Collection entries:
--------------------------------------------------

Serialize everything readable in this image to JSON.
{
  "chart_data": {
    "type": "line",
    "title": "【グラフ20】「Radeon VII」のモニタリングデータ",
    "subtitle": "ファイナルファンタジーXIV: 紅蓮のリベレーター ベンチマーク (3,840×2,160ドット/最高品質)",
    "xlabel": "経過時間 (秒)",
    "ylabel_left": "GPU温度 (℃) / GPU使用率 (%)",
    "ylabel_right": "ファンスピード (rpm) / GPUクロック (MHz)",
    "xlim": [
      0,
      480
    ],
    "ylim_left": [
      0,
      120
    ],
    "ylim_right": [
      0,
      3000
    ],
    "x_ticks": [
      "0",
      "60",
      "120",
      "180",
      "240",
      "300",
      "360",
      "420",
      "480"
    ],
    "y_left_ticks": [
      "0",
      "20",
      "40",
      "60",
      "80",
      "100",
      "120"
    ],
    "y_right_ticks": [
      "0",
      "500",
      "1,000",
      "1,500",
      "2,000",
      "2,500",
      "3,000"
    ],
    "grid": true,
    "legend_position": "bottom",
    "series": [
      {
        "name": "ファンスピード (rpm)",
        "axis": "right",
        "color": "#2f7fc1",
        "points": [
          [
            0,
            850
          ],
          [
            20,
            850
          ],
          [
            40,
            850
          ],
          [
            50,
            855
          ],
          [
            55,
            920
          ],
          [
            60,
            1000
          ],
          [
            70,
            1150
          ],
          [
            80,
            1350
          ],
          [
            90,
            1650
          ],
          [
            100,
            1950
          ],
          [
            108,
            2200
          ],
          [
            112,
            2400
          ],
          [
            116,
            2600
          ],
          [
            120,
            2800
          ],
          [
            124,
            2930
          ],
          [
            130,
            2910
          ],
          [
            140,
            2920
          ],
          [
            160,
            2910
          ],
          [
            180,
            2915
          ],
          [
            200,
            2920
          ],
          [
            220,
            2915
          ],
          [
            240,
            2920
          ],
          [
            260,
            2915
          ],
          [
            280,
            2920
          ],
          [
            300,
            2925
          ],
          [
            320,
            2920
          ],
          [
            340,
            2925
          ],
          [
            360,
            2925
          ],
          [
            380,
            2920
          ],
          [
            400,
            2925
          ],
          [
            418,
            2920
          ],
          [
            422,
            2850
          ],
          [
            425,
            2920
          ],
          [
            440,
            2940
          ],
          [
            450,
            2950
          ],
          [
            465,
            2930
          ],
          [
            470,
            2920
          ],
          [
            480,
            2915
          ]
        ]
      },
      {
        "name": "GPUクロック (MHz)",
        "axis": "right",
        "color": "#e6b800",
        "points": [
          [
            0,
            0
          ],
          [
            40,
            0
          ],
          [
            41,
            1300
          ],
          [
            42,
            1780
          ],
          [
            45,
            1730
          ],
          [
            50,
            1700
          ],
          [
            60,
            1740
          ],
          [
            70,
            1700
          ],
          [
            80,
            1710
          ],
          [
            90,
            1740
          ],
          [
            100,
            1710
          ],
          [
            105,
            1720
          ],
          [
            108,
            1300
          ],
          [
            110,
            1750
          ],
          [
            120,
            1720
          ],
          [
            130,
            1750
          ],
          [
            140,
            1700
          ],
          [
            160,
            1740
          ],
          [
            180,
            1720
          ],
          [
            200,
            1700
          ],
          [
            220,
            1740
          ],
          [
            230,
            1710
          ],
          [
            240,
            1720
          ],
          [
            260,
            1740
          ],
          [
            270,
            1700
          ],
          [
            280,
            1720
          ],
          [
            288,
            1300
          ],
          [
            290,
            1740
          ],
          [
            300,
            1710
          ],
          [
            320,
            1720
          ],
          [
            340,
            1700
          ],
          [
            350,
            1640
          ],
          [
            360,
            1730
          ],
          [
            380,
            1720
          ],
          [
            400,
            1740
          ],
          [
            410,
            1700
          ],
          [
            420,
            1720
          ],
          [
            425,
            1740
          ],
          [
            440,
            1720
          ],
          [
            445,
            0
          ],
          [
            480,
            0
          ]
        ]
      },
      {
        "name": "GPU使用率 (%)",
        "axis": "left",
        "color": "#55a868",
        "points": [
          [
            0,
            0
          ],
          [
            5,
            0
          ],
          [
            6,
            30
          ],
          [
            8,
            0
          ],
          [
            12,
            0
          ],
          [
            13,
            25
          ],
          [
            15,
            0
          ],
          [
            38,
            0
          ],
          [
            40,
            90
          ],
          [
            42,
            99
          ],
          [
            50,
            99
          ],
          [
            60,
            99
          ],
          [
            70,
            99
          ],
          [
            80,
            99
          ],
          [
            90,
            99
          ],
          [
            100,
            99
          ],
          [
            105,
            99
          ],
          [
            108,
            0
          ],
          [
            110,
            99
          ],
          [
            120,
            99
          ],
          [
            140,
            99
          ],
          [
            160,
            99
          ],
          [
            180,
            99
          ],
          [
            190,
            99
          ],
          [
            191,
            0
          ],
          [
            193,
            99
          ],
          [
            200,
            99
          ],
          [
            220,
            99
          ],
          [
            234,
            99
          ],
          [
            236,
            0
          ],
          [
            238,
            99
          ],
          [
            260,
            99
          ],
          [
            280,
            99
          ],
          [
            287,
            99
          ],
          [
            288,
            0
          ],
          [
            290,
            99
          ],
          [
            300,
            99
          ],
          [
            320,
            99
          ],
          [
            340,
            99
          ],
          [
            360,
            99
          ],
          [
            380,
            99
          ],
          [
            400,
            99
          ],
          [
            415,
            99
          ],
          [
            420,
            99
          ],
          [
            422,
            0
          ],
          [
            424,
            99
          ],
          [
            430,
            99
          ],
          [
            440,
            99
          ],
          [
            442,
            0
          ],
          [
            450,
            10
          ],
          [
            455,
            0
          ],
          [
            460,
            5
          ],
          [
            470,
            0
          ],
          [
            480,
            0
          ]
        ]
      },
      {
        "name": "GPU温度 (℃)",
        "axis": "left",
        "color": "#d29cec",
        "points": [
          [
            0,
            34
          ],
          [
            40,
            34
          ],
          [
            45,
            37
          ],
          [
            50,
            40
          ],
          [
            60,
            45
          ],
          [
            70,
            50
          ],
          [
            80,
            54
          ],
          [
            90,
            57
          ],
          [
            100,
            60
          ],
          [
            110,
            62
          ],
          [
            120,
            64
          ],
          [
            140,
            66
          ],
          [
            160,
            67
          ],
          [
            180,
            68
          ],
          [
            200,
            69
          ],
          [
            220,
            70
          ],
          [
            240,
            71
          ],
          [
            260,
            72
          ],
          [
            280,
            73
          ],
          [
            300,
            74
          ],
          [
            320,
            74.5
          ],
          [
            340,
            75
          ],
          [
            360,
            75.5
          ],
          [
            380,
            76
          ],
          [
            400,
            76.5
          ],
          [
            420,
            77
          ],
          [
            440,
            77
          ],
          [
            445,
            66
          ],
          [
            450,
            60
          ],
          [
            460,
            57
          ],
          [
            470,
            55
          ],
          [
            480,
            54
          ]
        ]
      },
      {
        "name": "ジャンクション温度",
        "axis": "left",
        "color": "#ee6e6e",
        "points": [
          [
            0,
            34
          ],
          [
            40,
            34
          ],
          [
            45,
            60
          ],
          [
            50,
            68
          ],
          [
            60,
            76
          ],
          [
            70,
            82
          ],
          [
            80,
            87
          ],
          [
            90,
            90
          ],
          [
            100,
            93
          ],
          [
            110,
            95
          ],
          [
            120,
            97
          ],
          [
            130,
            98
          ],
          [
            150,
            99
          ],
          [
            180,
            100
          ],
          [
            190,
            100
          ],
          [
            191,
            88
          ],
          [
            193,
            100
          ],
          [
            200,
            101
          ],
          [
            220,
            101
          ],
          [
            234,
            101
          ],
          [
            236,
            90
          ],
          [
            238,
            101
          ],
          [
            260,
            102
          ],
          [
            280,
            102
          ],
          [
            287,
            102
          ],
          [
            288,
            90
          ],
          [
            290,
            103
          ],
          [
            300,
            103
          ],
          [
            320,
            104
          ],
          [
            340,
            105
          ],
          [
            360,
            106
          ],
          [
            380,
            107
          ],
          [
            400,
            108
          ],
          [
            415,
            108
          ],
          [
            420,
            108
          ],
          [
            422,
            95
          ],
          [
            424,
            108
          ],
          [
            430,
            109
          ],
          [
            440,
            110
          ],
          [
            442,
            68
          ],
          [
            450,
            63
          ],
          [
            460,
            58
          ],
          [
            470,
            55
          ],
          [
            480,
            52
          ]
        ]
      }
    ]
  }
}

--------------------------------------------------

Problem
Read through the entries and copy each line in which "GPU使用率" appears.

Result of the task
    "ylabel_left": "GPU温度 (℃) / GPU使用率 (%)",
        "name": "GPU使用率 (%)",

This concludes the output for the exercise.